***** Material provided *****
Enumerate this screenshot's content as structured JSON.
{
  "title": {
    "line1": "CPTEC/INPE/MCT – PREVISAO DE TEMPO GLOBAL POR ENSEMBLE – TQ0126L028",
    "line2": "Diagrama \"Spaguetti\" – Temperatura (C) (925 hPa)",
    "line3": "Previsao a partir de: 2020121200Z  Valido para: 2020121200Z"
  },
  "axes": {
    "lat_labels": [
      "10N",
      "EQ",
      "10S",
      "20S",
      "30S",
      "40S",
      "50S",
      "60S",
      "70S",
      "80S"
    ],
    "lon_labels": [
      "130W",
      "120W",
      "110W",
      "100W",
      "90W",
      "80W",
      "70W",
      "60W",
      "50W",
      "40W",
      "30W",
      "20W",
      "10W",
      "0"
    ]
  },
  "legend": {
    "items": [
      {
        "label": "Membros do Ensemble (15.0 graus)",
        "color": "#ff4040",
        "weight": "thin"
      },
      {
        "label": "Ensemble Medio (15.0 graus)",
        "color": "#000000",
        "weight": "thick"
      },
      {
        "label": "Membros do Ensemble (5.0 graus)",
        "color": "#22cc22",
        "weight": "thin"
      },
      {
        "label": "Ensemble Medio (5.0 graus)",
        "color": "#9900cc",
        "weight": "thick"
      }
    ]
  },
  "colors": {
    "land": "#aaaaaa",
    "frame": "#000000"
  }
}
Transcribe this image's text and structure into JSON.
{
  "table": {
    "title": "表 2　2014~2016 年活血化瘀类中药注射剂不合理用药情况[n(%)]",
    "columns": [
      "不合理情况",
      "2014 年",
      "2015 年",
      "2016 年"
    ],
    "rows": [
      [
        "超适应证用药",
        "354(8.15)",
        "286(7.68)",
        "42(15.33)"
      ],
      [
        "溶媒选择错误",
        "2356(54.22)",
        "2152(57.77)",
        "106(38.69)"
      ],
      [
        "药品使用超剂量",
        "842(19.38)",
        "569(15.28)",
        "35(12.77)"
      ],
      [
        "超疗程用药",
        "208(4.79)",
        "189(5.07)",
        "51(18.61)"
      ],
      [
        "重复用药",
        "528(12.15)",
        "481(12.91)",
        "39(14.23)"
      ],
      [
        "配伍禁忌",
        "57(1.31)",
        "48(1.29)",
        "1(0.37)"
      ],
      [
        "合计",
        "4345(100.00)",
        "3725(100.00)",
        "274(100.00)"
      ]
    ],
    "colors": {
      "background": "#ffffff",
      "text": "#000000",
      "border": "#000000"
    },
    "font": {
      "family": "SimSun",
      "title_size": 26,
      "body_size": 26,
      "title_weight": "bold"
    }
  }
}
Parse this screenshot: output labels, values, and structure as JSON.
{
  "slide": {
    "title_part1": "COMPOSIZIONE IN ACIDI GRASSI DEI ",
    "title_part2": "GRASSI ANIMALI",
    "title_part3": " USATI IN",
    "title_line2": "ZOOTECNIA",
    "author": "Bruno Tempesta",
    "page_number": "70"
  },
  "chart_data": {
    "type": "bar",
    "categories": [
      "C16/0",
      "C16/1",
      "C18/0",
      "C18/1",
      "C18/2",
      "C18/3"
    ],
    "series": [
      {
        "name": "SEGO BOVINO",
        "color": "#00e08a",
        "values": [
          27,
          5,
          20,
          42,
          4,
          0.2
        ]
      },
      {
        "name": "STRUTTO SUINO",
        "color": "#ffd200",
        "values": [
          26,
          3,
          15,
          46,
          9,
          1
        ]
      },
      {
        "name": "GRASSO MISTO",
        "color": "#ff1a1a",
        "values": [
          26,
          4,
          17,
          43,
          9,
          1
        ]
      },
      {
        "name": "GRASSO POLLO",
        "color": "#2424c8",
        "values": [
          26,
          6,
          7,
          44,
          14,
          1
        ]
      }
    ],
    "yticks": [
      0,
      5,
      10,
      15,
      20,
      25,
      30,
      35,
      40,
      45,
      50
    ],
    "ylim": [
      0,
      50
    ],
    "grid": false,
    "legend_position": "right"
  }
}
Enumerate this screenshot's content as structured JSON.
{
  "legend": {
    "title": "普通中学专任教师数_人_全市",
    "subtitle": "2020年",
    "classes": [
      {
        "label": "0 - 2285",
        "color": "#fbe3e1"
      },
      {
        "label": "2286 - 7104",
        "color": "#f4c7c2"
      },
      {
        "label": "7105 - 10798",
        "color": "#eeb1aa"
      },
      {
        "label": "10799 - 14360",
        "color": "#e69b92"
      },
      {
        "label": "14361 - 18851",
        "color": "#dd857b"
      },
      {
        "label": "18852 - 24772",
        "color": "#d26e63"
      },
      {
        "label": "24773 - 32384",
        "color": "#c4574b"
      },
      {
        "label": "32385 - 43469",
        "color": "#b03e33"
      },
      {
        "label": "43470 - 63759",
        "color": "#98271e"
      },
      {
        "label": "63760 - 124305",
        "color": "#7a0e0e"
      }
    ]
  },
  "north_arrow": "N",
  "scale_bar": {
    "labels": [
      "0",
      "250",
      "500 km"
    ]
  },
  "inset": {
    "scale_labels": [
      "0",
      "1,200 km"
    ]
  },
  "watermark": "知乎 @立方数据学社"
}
*****
→ **Task to carry out**
Please output the entire listing exactly as it stands.

→ **Exercise output**
Enumerate this screenshot's content as structured JSON.
{
  "title": {
    "line1": "CPTEC/INPE/MCT – PREVISAO DE TEMPO GLOBAL POR ENSEMBLE – TQ0126L028",
    "line2": "Diagrama \"Spaguetti\" – Temperatura (C) (925 hPa)",
    "line3": "Previsao a partir de: 2020121200Z  Valido para: 2020121200Z"
  },
  "axes": {
    "lat_labels": [
      "10N",
      "EQ",
      "10S",
      "20S",
      "30S",
      "40S",
      "50S",
      "60S",
      "70S",
      "80S"
    ],
    "lon_labels": [
      "130W",
      "120W",
      "110W",
      "100W",
      "90W",
      "80W",
      "70W",
      "60W",
      "50W",
      "40W",
      "30W",
      "20W",
      "10W",
      "0"
    ]
  },
  "legend": {
    "items": [
      {
        "label": "Membros do Ensemble (15.0 graus)",
        "color": "#ff4040",
        "weight": "thin"
      },
      {
        "label": "Ensemble Medio (15.0 graus)",
        "color": "#000000",
        "weight": "thick"
      },
      {
        "label": "Membros do Ensemble (5.0 graus)",
        "color": "#22cc22",
        "weight": "thin"
      },
      {
        "label": "Ensemble Medio (5.0 graus)",
        "color": "#9900cc",
        "weight": "thick"
      }
    ]
  },
  "colors": {
    "land": "#aaaaaa",
    "frame": "#000000"
  }
}
Transcribe this image's text and structure into JSON.
{
  "table": {
    "title": "表 2　2014~2016 年活血化瘀类中药注射剂不合理用药情况[n(%)]",
    "columns": [
      "不合理情况",
      "2014 年",
      "2015 年",
      "2016 年"
    ],
    "rows": [
      [
        "超适应证用药",
        "354(8.15)",
        "286(7.68)",
        "42(15.33)"
      ],
      [
        "溶媒选择错误",
        "2356(54.22)",
        "2152(57.77)",
        "106(38.69)"
      ],
      [
        "药品使用超剂量",
        "842(19.38)",
        "569(15.28)",
        "35(12.77)"
      ],
      [
        "超疗程用药",
        "208(4.79)",
        "189(5.07)",
        "51(18.61)"
      ],
      [
        "重复用药",
        "528(12.15)",
        "481(12.91)",
        "39(14.23)"
      ],
      [
        "配伍禁忌",
        "57(1.31)",
        "48(1.29)",
        "1(0.37)"
      ],
      [
        "合计",
        "4345(100.00)",
        "3725(100.00)",
        "274(100.00)"
      ]
    ],
    "colors": {
      "background": "#ffffff",
      "text": "#000000",
      "border": "#000000"
    },
    "font": {
      "family": "SimSun",
      "title_size": 26,
      "body_size": 26,
      "title_weight": "bold"
    }
  }
}
Parse this screenshot: output labels, values, and structure as JSON.
{
  "slide": {
    "title_part1": "COMPOSIZIONE IN ACIDI GRASSI DEI ",
    "title_part2": "GRASSI ANIMALI",
    "title_part3": " USATI IN",
    "title_line2": "ZOOTECNIA",
    "author": "Bruno Tempesta",
    "page_number": "70"
  },
  "chart_data": {
    "type": "bar",
    "categories": [
      "C16/0",
      "C16/1",
      "C18/0",
      "C18/1",
      "C18/2",
      "C18/3"
    ],
    "series": [
      {
        "name": "SEGO BOVINO",
        "color": "#00e08a",
        "values": [
          27,
          5,
          20,
          42,
          4,
          0.2
        ]
      },
      {
        "name": "STRUTTO SUINO",
        "color": "#ffd200",
        "values": [
          26,
          3,
          15,
          46,
          9,
          1
        ]
      },
      {
        "name": "GRASSO MISTO",
        "color": "#ff1a1a",
        "values": [
          26,
          4,
          17,
          43,
          9,
          1
        ]
      },
      {
        "name": "GRASSO POLLO",
        "color": "#2424c8",
        "values": [
          26,
          6,
          7,
          44,
          14,
          1
        ]
      }
    ],
    "yticks": [
      0,
      5,
      10,
      15,
      20,
      25,
      30,
      35,
      40,
      45,
      50
    ],
    "ylim": [
      0,
      50
    ],
    "grid": false,
    "legend_position": "right"
  }
}
Enumerate this screenshot's content as structured JSON.
{
  "legend": {
    "title": "普通中学专任教师数_人_全市",
    "subtitle": "2020年",
    "classes": [
      {
        "label": "0 - 2285",
        "color": "#fbe3e1"
      },
      {
        "label": "2286 - 7104",
        "color": "#f4c7c2"
      },
      {
        "label": "7105 - 10798",
        "color": "#eeb1aa"
      },
      {
        "label": "10799 - 14360",
        "color": "#e69b92"
      },
      {
        "label": "14361 - 18851",
        "color": "#dd857b"
      },
      {
        "label": "18852 - 24772",
        "color": "#d26e63"
      },
      {
        "label": "24773 - 32384",
        "color": "#c4574b"
      },
      {
        "label": "32385 - 43469",
        "color": "#b03e33"
      },
      {
        "label": "43470 - 63759",
        "color": "#98271e"
      },
      {
        "label": "63760 - 124305",
        "color": "#7a0e0e"
      }
    ]
  },
  "north_arrow": "N",
  "scale_bar": {
    "labels": [
      "0",
      "250",
      "500 km"
    ]
  },
  "inset": {
    "scale_labels": [
      "0",
      "1,200 km"
    ]
  },
  "watermark": "知乎 @立方数据学社"
}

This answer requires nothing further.